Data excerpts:
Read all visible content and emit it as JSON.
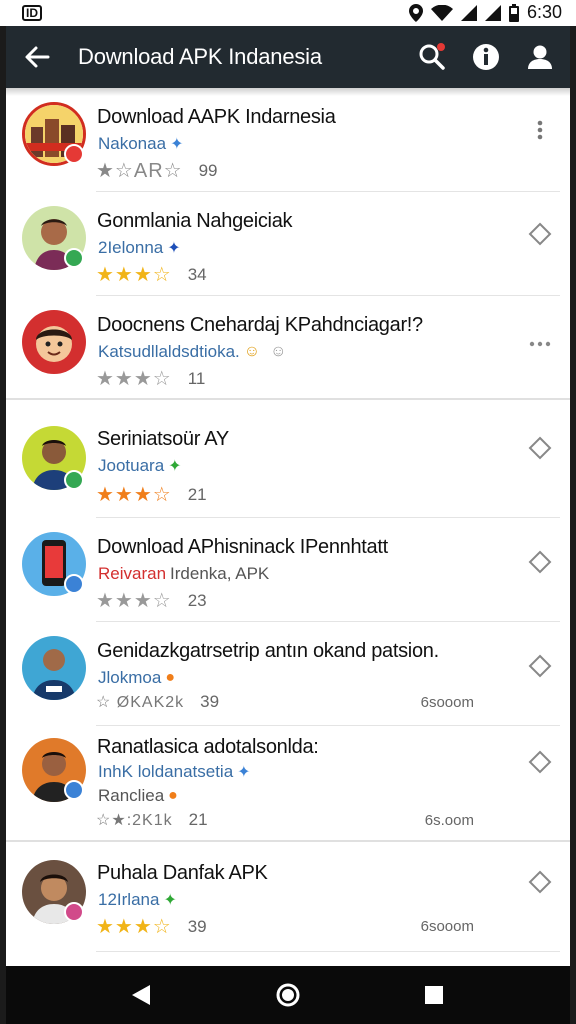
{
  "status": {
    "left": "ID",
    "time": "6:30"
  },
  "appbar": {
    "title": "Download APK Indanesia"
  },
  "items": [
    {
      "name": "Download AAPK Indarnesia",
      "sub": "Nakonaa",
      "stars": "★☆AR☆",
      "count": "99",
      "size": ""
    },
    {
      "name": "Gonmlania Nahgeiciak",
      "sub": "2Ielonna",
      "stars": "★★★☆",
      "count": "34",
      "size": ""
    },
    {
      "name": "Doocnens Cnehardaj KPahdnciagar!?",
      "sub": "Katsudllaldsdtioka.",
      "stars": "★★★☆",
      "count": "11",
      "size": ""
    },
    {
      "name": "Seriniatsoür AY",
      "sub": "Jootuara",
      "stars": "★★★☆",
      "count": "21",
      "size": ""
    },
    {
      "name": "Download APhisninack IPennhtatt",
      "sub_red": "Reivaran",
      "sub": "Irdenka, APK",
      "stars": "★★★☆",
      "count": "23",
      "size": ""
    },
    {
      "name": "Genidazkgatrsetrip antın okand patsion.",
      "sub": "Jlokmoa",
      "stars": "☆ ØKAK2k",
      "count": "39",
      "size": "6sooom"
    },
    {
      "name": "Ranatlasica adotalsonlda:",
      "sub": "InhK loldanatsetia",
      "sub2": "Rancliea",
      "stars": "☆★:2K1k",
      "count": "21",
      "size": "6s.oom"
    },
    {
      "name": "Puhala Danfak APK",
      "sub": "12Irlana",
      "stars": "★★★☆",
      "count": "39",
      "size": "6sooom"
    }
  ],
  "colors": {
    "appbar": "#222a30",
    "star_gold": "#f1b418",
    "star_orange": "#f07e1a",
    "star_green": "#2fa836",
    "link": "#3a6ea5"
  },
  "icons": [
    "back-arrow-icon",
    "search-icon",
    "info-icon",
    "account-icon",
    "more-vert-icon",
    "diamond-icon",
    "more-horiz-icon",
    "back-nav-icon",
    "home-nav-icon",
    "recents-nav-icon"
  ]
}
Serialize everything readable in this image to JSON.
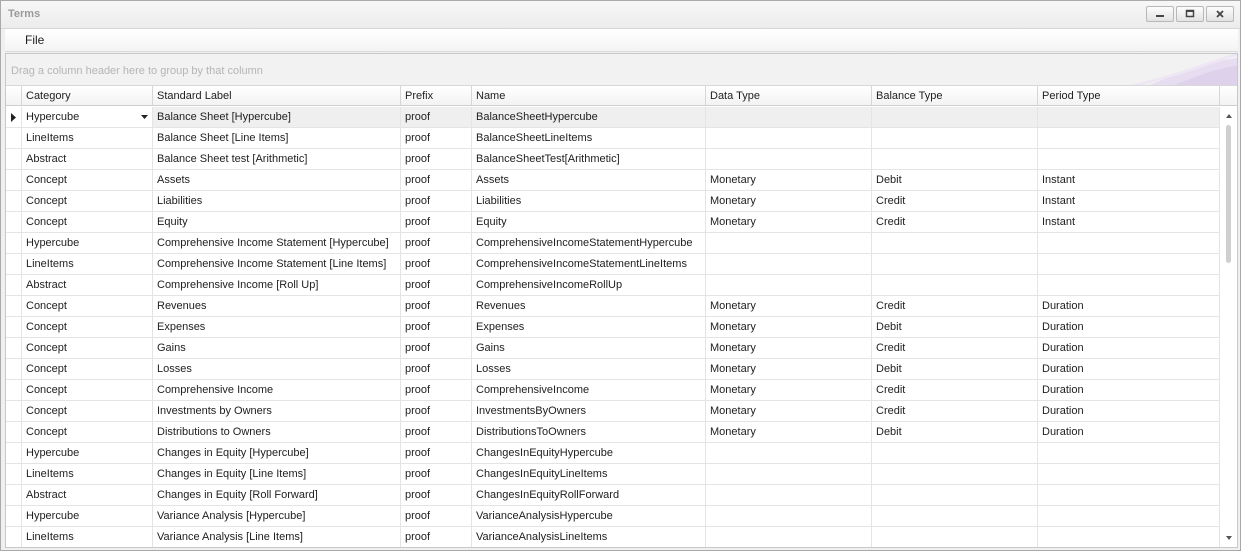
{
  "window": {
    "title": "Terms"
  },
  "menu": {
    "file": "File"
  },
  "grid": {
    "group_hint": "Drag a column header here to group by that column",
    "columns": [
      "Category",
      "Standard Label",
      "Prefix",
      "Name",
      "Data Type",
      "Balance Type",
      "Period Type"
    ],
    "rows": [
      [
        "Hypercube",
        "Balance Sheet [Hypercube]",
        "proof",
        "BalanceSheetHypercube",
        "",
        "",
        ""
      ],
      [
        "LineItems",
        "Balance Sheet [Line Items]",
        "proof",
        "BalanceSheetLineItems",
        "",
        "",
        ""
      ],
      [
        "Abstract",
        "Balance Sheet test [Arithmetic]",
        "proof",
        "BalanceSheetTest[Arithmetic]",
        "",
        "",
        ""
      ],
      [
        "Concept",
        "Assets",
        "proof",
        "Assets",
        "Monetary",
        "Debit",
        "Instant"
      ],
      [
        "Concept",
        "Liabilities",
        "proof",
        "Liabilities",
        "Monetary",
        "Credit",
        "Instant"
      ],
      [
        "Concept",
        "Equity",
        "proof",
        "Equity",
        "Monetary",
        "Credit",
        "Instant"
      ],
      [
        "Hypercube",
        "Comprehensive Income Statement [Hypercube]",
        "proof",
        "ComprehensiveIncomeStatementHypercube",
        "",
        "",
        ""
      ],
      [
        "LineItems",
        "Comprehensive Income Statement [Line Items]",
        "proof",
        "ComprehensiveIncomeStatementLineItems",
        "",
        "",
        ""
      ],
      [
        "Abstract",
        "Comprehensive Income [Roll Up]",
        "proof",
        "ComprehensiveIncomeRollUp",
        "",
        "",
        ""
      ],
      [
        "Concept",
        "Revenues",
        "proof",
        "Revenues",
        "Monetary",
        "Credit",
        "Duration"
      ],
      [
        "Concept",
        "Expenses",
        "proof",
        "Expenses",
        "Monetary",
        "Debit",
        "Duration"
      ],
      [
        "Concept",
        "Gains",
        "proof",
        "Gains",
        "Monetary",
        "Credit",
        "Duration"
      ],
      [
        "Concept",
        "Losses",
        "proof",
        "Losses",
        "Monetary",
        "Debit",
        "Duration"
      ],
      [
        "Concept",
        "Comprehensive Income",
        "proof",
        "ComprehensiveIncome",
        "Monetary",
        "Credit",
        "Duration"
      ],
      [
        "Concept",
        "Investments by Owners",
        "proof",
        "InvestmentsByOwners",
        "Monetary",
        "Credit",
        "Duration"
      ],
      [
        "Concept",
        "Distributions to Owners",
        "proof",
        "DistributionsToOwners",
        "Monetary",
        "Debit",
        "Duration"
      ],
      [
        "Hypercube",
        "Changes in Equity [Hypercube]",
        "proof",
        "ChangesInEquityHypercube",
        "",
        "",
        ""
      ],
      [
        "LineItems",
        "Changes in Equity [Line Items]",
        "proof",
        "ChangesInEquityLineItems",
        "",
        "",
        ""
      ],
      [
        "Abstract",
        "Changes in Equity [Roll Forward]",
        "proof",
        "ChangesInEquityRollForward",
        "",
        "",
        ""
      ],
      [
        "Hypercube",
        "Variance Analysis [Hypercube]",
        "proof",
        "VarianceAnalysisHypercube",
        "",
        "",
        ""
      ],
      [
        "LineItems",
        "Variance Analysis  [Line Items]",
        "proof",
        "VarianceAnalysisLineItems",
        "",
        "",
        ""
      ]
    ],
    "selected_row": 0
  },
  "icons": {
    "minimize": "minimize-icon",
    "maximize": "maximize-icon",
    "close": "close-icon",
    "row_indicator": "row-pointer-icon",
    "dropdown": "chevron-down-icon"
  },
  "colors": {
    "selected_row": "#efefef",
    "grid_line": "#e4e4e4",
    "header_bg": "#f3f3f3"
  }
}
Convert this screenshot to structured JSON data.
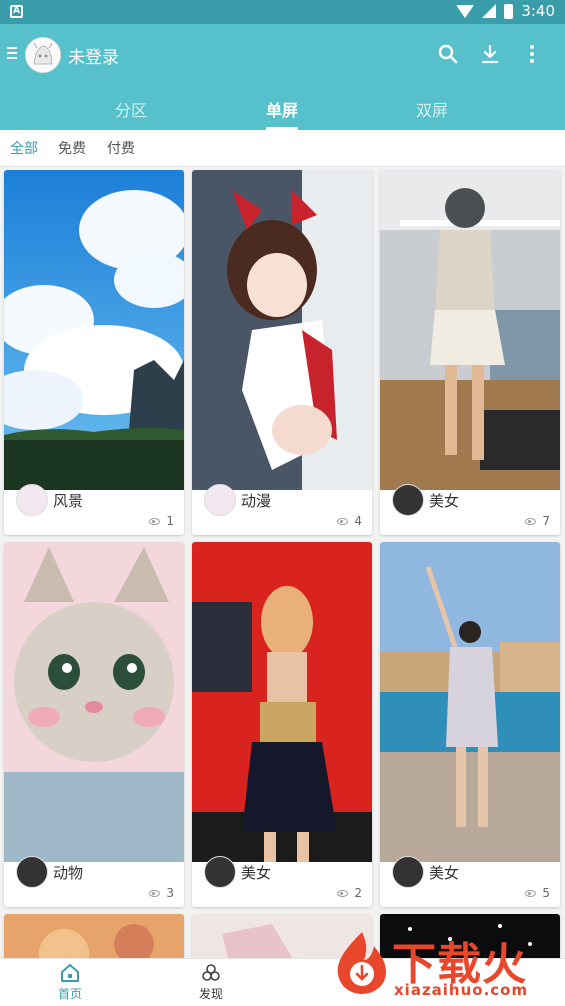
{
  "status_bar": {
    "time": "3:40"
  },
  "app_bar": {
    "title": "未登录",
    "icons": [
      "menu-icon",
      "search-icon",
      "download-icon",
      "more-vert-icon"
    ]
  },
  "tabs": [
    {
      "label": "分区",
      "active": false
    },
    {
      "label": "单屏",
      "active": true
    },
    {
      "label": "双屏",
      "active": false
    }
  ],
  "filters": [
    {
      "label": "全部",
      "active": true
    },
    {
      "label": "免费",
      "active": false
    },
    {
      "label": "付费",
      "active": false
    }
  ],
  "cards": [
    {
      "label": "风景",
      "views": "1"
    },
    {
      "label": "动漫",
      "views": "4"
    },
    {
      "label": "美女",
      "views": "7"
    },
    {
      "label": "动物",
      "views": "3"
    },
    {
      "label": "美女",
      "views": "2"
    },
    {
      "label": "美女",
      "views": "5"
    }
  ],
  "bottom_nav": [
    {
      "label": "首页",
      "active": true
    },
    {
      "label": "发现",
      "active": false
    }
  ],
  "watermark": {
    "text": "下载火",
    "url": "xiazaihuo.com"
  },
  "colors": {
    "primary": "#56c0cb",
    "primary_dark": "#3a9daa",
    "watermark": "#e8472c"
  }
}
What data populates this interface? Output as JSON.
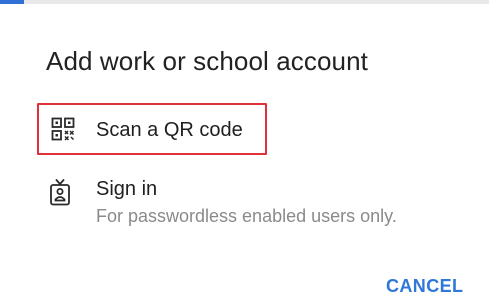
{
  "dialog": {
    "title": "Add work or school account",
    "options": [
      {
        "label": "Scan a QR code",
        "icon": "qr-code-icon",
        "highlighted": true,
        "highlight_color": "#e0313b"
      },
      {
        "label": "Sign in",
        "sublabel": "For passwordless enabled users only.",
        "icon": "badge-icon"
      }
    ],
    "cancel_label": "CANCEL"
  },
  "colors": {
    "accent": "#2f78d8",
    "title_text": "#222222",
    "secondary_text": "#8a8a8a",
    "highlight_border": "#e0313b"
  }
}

==

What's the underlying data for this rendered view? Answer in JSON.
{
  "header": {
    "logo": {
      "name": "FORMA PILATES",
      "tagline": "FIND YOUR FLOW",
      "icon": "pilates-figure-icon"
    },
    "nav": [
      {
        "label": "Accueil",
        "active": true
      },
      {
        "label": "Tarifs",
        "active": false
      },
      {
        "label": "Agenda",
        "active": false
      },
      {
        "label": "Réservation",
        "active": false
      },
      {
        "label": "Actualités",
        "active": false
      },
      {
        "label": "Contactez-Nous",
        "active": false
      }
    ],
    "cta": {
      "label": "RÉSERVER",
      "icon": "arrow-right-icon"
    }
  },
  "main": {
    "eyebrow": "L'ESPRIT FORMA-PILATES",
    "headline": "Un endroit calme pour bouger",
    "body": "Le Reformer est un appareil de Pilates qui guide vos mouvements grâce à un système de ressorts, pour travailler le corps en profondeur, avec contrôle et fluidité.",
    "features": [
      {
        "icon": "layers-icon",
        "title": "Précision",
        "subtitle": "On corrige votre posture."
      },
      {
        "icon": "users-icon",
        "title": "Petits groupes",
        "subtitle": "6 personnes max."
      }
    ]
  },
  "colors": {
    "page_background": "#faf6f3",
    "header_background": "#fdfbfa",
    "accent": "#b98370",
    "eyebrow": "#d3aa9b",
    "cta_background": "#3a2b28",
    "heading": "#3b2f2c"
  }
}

▸ Required work
Scan the material for lines with the word "What", and copy each line you find.

▸ Task solution
What data populates this interface? Output as JSON.
What's the underlying data for this rendered view? Answer in JSON.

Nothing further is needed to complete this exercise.